Records
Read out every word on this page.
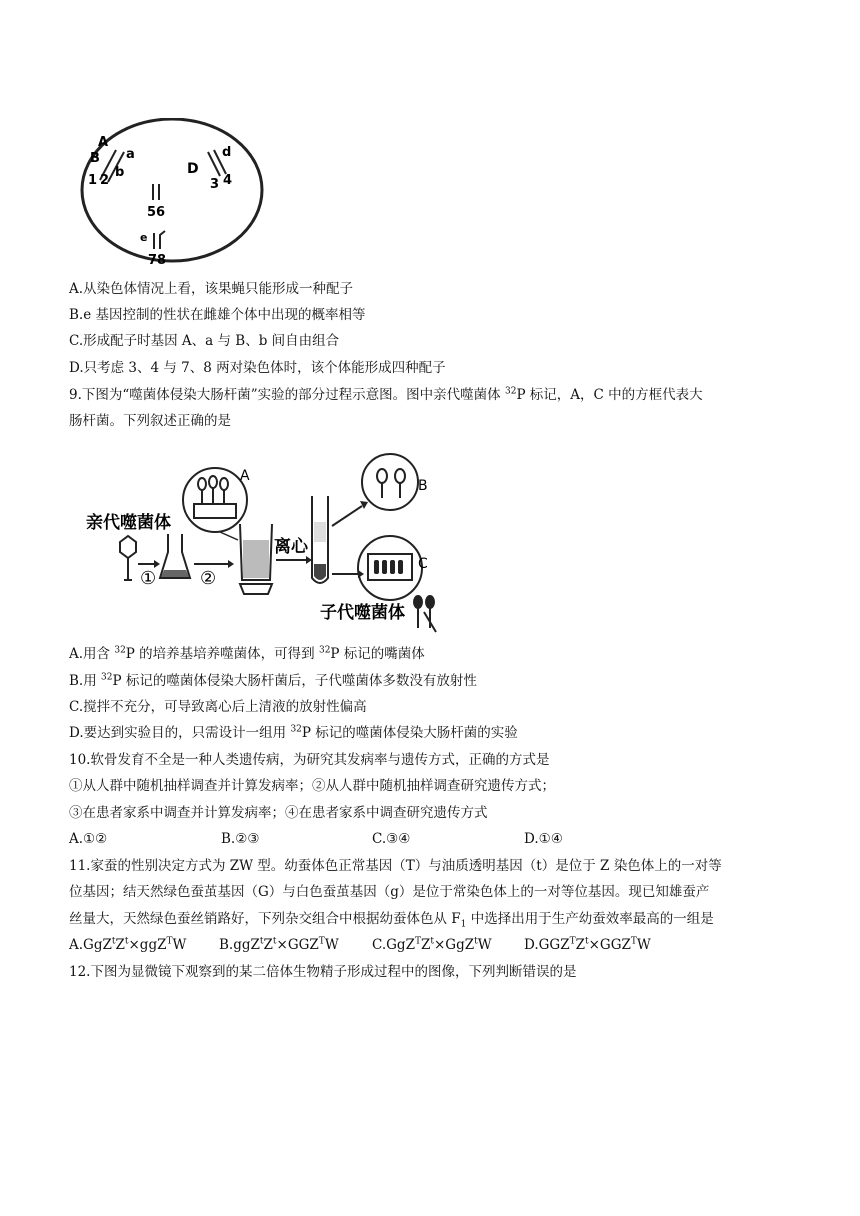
A
B a
1 2
b	D
d
3 4
56
e
78
A.从染色体情况上看，该果蝇只能形成一种配子
B.e 基因控制的性状在雌雄个体中出现的概率相等
C.形成配子时基因 A、a 与 B、b 间自由组合
D.只考虑 3、4 与 7、8 两对染色体时，该个体能形成四种配子
9.下图为“噬菌体侵染大肠杆菌”实验的部分过程示意图。图中亲代噬菌体 $^{32}$P 标记，A，C 中的方框代表大
肠杆菌。下列叙述正确的是
亲代噬菌体
① ②
A
离心
B
C
子代噬菌体
A.用含 $^{32}$P 的培养基培养噬菌体，可得到 $^{32}$P 标记的嘴菌体
B.用 $^{32}$P 标记的噬菌体侵染大肠杆菌后，子代噬菌体多数没有放射性
C.搅拌不充分，可导致离心后上清液的放射性偏高
D.要达到实验目的，只需设计一组用 $^{32}$P 标记的噬菌体侵染大肠杆菌的实验
10.软骨发育不全是一种人类遗传病，为研究其发病率与遗传方式，正确的方式是
①从人群中随机抽样调查并计算发病率；②从人群中随机抽样调查研究遗传方式；
③在患者家系中调查并计算发病率；④在患者家系中调查研究遗传方式
A.①②	B.②③	C.③④	D.①④
11.家蚕的性别决定方式为 ZW 型。幼蚕体色正常基因（T）与油质透明基因（t）是位于 Z 染色体上的一对等
位基因；结天然绿色蚕茧基因（G）与白色蚕茧基因（g）是位于常染色体上的一对等位基因。现已知雄蚕产
丝量大，天然绿色蚕丝销路好，下列杂交组合中根据幼蚕体色从 $F_1$ 中选择出用于生产幼蚕效率最高的一组是
$A.GgZ^tZ^t\times ggZ^TW$ $B.ggZ^tZ^t\times GGZ^TW$ $C.GgZ^TZ^t\times GgZ^tW$ $D.GGZ^TZ^t\times GGZ^TW$
12.下图为显微镜下观察到的某二倍体生物精子形成过程中的图像，下列判断错误的是
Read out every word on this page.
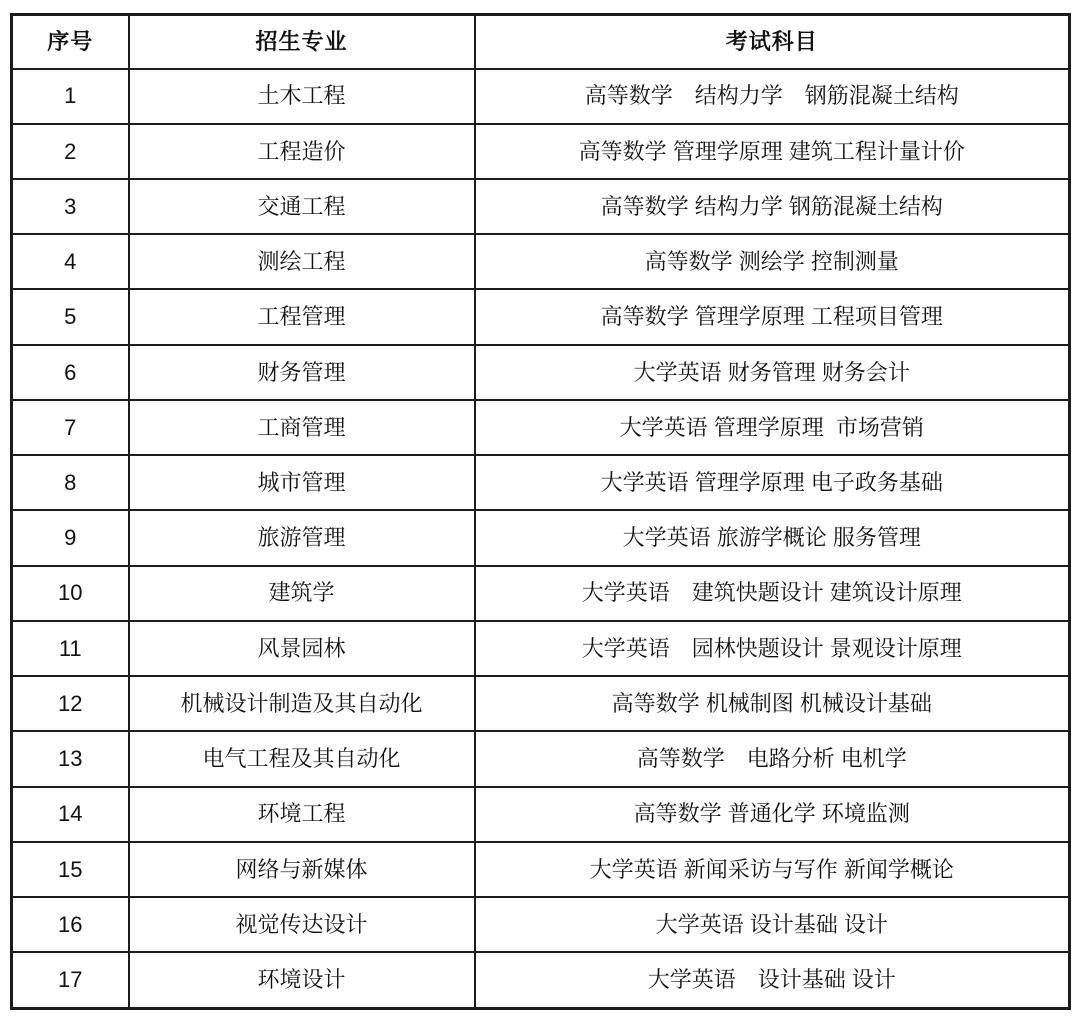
序号	招生专业	考试科目
1	土木工程	高等数学　结构力学　钢筋混凝土结构
2	工程造价	高等数学 管理学原理 建筑工程计量计价
3	交通工程	高等数学 结构力学 钢筋混凝土结构
4	测绘工程	高等数学 测绘学 控制测量
5	工程管理	高等数学 管理学原理 工程项目管理
6	财务管理	大学英语 财务管理 财务会计
7	工商管理	大学英语 管理学原理  市场营销
8	城市管理	大学英语 管理学原理 电子政务基础
9	旅游管理	大学英语 旅游学概论 服务管理
10	建筑学	大学英语　建筑快题设计 建筑设计原理
11	风景园林	大学英语　园林快题设计 景观设计原理
12	机械设计制造及其自动化	高等数学 机械制图 机械设计基础
13	电气工程及其自动化	高等数学　电路分析 电机学
14	环境工程	高等数学 普通化学 环境监测
15	网络与新媒体	大学英语 新闻采访与写作 新闻学概论
16	视觉传达设计	大学英语 设计基础 设计
17	环境设计	大学英语　设计基础 设计
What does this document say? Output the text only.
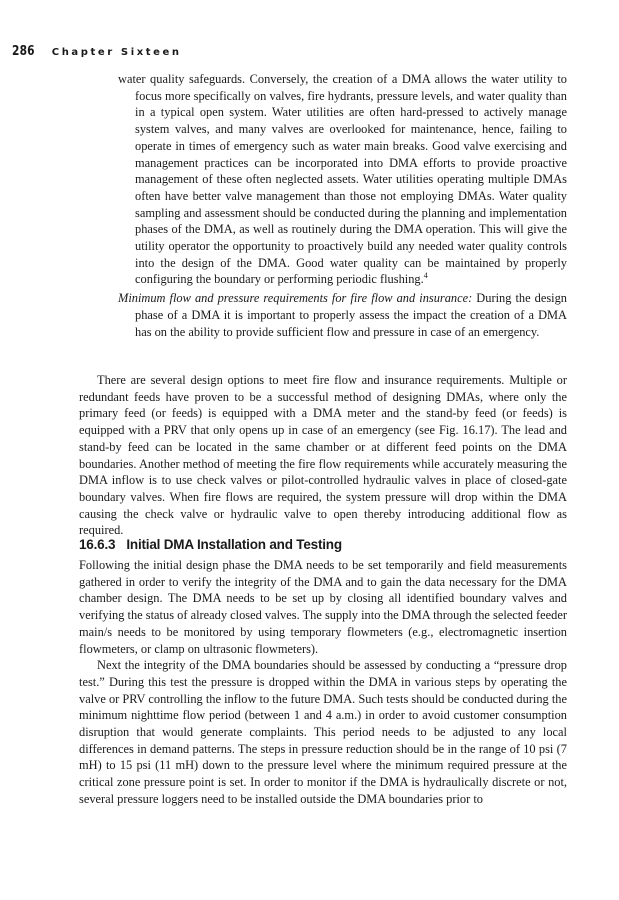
286 Chapter Sixteen

water quality safeguards. Conversely, the creation of a DMA allows the water utility to focus more specifically on valves, fire hydrants, pressure levels, and water quality than in a typical open system. Water utilities are often hard-pressed to actively manage system valves, and many valves are overlooked for maintenance, hence, failing to operate in times of emergency such as water main breaks. Good valve exercising and management practices can be incorporated into DMA efforts to provide proactive management of these often neglected assets. Water utilities operating multiple DMAs often have better valve management than those not employing DMAs. Water quality sampling and assessment should be conducted during the planning and implementation phases of the DMA, as well as routinely during the DMA operation. This will give the utility operator the opportunity to proactively build any needed water quality controls into the design of the DMA. Good water quality can be maintained by properly configuring the boundary or performing periodic flushing.$^4$

Minimum flow and pressure requirements for fire flow and insurance: During the design phase of a DMA it is important to properly assess the impact the creation of a DMA has on the ability to provide sufficient flow and pressure in case of an emergency.

There are several design options to meet fire flow and insurance requirements. Multiple or redundant feeds have proven to be a successful method of designing DMAs, where only the primary feed (or feeds) is equipped with a DMA meter and the stand-by feed (or feeds) is equipped with a PRV that only opens up in case of an emergency (see Fig. 16.17). The lead and stand-by feed can be located in the same chamber or at different feed points on the DMA boundaries. Another method of meeting the fire flow requirements while accurately measuring the DMA inflow is to use check valves or pilot-controlled hydraulic valves in place of closed-gate boundary valves. When fire flows are required, the system pressure will drop within the DMA causing the check valve or hydraulic valve to open thereby introducing additional flow as required.

16.6.3 Initial DMA Installation and Testing

Following the initial design phase the DMA needs to be set temporarily and field measurements gathered in order to verify the integrity of the DMA and to gain the data necessary for the DMA chamber design. The DMA needs to be set up by closing all identified boundary valves and verifying the status of already closed valves. The supply into the DMA through the selected feeder main/s needs to be monitored by using temporary flowmeters (e.g., electromagnetic insertion flowmeters, or clamp on ultrasonic flowmeters).

Next the integrity of the DMA boundaries should be assessed by conducting a “pressure drop test.” During this test the pressure is dropped within the DMA in various steps by operating the valve or PRV controlling the inflow to the future DMA. Such tests should be conducted during the minimum nighttime flow period (between 1 and 4 a.m.) in order to avoid customer consumption disruption that would generate complaints. This period needs to be adjusted to any local differences in demand patterns. The steps in pressure reduction should be in the range of 10 psi (7 mH) to 15 psi (11 mH) down to the pressure level where the minimum required pressure at the critical zone pressure point is set. In order to monitor if the DMA is hydraulically discrete or not, several pressure loggers need to be installed outside the DMA boundaries prior to
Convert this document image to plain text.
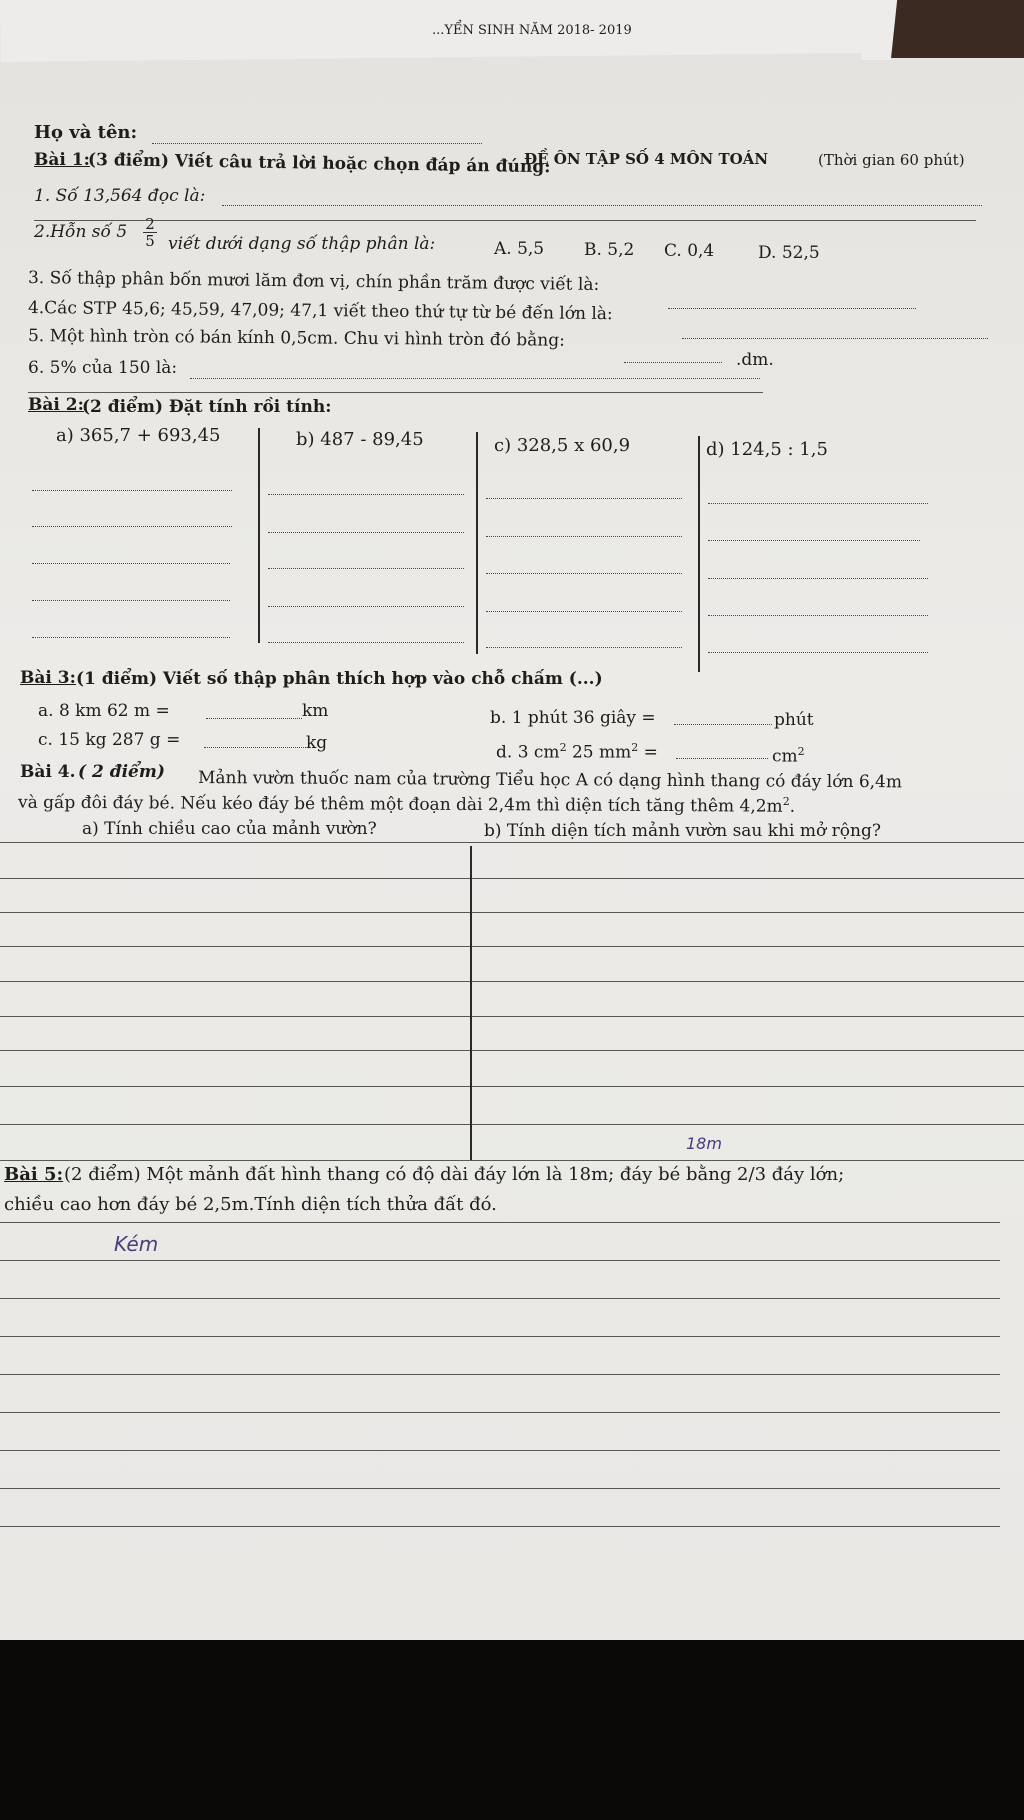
...YỂN SINH NĂM 2018- 2019
Họ và tên:
ĐỀ ÔN TẬP SỐ 4 MÔN TOÁN	(Thời gian 60 phút)
Bài 1:
(3 điểm) Viết câu trả lời hoặc chọn đáp án đúng:
1. Số 13,564 đọc là:
2.Hỗn số $5 \frac{2}{5}$ viết dưới dạng số thập phân là:	A. 5,5 B. 5,2 C. 0,4	D. 52,5
3. Số thập phân bốn mươi lăm đơn vị, chín phần trăm được viết là:
4.Các STP 45,6; 45,59, 47,09; 47,1 viết theo thứ tự từ bé đến lớn là:
5. Một hình tròn có bán kính 0,5cm. Chu vi hình tròn đó bằng:
.dm.
6. 5% của 150 là:
Bài 2:
(2 điểm) Đặt tính rồi tính:
a) 365,7 + 693,45	b) 487 - 89,45	c) 328,5 x 60,9	d) 124,5 : 1,5
Bài 3: (1 điểm) Viết số thập phân thích hợp vào chỗ chấm (...)
a. 8 km 62 m =	km	b. 1 phút 36 giây =	phút
c. 15 kg 287 g =	kg	d. 3 $cm^2$ 25 $mm^2$ =	$cm^2$
Bài 4. ( 2 điểm) Mảnh vườn thuốc nam của trường Tiểu học A có dạng hình thang có đáy lớn 6,4m
và gấp đôi đáy bé. Nếu kéo đáy bé thêm một đoạn dài 2,4m thì diện tích tăng thêm $4,2m^2$.
a) Tính chiều cao của mảnh vườn?	b) Tính diện tích mảnh vườn sau khi mở rộng?
18m
Bài 5: (2 điểm) Một mảnh đất hình thang có độ dài đáy lớn là 18m; đáy bé bằng 2/3 đáy lớn;
chiều cao hơn đáy bé 2,5m.Tính diện tích thửa đất đó.
Kém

What is asked
Using the listing above, show every line that includes the string "chiều".

Task result
a) Tính chiều cao của mảnh vườn?	b) Tính diện tích mảnh vườn sau khi mở rộng?
chiều cao hơn đáy bé 2,5m.Tính diện tích thửa đất đó.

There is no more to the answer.